▸ **DATA EXTRACT**
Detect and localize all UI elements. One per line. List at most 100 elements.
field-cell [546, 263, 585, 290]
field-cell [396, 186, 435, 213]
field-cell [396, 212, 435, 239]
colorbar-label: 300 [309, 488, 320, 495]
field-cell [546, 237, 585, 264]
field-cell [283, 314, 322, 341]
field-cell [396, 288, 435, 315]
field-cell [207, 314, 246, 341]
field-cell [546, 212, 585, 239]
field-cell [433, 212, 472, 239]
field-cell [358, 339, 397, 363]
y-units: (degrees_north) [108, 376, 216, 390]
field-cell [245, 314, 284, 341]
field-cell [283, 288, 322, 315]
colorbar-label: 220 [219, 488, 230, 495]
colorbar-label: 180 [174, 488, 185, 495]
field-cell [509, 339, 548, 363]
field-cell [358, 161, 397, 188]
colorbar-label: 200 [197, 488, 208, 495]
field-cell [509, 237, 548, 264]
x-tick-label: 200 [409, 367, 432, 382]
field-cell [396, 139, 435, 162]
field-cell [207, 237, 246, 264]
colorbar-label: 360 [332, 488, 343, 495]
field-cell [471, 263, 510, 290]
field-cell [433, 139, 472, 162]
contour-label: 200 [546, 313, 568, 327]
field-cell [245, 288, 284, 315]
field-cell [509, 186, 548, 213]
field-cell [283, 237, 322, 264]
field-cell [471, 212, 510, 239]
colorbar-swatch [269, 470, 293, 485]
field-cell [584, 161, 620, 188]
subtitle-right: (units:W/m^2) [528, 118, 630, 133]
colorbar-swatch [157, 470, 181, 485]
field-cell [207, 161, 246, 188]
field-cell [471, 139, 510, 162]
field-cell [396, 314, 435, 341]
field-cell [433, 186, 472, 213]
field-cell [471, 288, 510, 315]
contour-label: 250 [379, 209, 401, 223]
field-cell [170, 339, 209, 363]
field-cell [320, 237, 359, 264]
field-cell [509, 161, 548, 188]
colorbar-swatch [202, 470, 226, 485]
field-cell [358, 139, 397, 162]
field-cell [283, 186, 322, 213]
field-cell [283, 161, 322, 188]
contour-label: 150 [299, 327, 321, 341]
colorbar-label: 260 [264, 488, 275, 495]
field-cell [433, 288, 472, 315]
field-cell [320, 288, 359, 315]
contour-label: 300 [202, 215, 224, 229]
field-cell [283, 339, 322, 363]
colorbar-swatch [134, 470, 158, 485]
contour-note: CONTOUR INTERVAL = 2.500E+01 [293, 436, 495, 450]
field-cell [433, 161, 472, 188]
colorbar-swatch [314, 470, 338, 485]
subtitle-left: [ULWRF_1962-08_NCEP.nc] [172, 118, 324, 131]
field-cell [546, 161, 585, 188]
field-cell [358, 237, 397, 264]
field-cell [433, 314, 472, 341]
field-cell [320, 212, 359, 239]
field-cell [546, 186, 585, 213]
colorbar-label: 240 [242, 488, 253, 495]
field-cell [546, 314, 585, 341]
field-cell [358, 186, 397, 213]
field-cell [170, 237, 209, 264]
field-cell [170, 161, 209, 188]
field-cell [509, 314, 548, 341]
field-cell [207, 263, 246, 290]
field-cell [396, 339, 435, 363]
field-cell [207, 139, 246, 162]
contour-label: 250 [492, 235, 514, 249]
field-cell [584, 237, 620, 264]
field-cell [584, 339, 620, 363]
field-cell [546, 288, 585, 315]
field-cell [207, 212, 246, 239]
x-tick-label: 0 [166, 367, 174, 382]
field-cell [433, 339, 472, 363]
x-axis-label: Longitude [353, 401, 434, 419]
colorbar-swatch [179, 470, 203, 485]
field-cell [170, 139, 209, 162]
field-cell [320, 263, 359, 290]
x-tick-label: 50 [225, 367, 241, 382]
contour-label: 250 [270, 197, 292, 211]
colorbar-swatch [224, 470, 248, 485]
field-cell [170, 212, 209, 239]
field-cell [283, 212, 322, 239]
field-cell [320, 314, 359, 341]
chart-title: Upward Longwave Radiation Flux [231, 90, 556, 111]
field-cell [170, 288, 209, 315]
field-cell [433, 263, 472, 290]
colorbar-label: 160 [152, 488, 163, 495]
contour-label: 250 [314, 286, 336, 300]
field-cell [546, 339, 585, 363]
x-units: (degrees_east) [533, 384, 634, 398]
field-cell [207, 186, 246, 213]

▸ **WHAT THE EXERCISE ASKS**
Render every line of the data above as a JSON array of strings, one string per line, with blank lines omitted.

▸ **EXERCISE RESPONSE**
[
  "Detect and localize all UI elements. One per line. List at most 100 elements.",
  "field-cell [546, 263, 585, 290]",
  "field-cell [396, 186, 435, 213]",
  "field-cell [396, 212, 435, 239]",
  "colorbar-label: 300 [309, 488, 320, 495]",
  "field-cell [546, 237, 585, 264]",
  "field-cell [283, 314, 322, 341]",
  "field-cell [396, 288, 435, 315]",
  "field-cell [207, 314, 246, 341]",
  "field-cell [546, 212, 585, 239]",
  "field-cell [433, 212, 472, 239]",
  "field-cell [358, 339, 397, 363]",
  "y-units: (degrees_north) [108, 376, 216, 390]",
  "field-cell [245, 314, 284, 341]",
  "field-cell [283, 288, 322, 315]",
  "colorbar-label: 220 [219, 488, 230, 495]",
  "colorbar-label: 180 [174, 488, 185, 495]",
  "field-cell [509, 339, 548, 363]",
  "field-cell [358, 161, 397, 188]",
  "colorbar-label: 200 [197, 488, 208, 495]",
  "field-cell [509, 237, 548, 264]",
  "x-tick-label: 200 [409, 367, 432, 382]",
  "field-cell [396, 139, 435, 162]",
  "field-cell [207, 237, 246, 264]",
  "colorbar-label: 360 [332, 488, 343, 495]",
  "field-cell [471, 263, 510, 290]",
  "field-cell [433, 139, 472, 162]",
  "contour-label: 200 [546, 313, 568, 327]",
  "field-cell [245, 288, 284, 315]",
  "field-cell [509, 186, 548, 213]",
  "field-cell [283, 237, 322, 264]",
  "field-cell [471, 212, 510, 239]",
  "colorbar-swatch [269, 470, 293, 485]",
  "field-cell [584, 161, 620, 188]",
  "subtitle-right: (units:W/m^2) [528, 118, 630, 133]",
  "colorbar-swatch [157, 470, 181, 485]",
  "field-cell [207, 161, 246, 188]",
  "field-cell [471, 139, 510, 162]",
  "field-cell [396, 314, 435, 341]",
  "field-cell [433, 186, 472, 213]",
  "field-cell [471, 288, 510, 315]",
  "contour-label: 250 [379, 209, 401, 223]",
  "field-cell [170, 339, 209, 363]",
  "field-cell [320, 237, 359, 264]",
  "field-cell [509, 161, 548, 188]",
  "colorbar-swatch [202, 470, 226, 485]",
  "field-cell [358, 139, 397, 162]",
  "field-cell [283, 186, 322, 213]",
  "field-cell [283, 161, 322, 188]",
  "contour-label: 150 [299, 327, 321, 341]",
  "colorbar-label: 260 [264, 488, 275, 495]",
  "field-cell [433, 288, 472, 315]",
  "field-cell [320, 288, 359, 315]",
  "contour-label: 300 [202, 215, 224, 229]",
  "field-cell [283, 339, 322, 363]",
  "colorbar-swatch [134, 470, 158, 485]",
  "contour-note: CONTOUR INTERVAL = 2.500E+01 [293, 436, 495, 450]",
  "field-cell [433, 161, 472, 188]",
  "colorbar-swatch [314, 470, 338, 485]",
  "subtitle-left: [ULWRF_1962-08_NCEP.nc] [172, 118, 324, 131]",
  "field-cell [546, 161, 585, 188]",
  "field-cell [358, 237, 397, 264]",
  "field-cell [433, 314, 472, 341]",
  "field-cell [320, 212, 359, 239]",
  "field-cell [546, 186, 585, 213]",
  "colorbar-label: 240 [242, 488, 253, 495]",
  "field-cell [546, 314, 585, 341]",
  "field-cell [358, 186, 397, 213]",
  "field-cell [170, 237, 209, 264]",
  "field-cell [170, 161, 209, 188]",
  "field-cell [509, 314, 548, 341]",
  "field-cell [207, 263, 246, 290]",
  "field-cell [396, 339, 435, 363]",
  "field-cell [207, 139, 246, 162]",
  "contour-label: 250 [492, 235, 514, 249]",
  "field-cell [584, 237, 620, 264]",
  "field-cell [584, 339, 620, 363]",
  "field-cell [546, 288, 585, 315]",
  "field-cell [207, 212, 246, 239]",
  "x-tick-label: 0 [166, 367, 174, 382]",
  "field-cell [433, 339, 472, 363]",
  "x-axis-label: Longitude [353, 401, 434, 419]",
  "colorbar-swatch [179, 470, 203, 485]",
  "field-cell [170, 139, 209, 162]",
  "field-cell [320, 263, 359, 290]",
  "x-tick-label: 50 [225, 367, 241, 382]",
  "contour-label: 250 [270, 197, 292, 211]",
  "colorbar-swatch [224, 470, 248, 485]",
  "field-cell [170, 212, 209, 239]",
  "field-cell [283, 212, 322, 239]",
  "field-cell [320, 314, 359, 341]",
  "chart-title: Upward Longwave Radiation Flux [231, 90, 556, 111]",
  "field-cell [170, 288, 209, 315]",
  "field-cell [433, 263, 472, 290]",
  "colorbar-label: 160 [152, 488, 163, 495]",
  "contour-label: 250 [314, 286, 336, 300]",
  "field-cell [546, 339, 585, 363]",
  "x-units: (degrees_east) [533, 384, 634, 398]",
  "field-cell [207, 186, 246, 213]"
]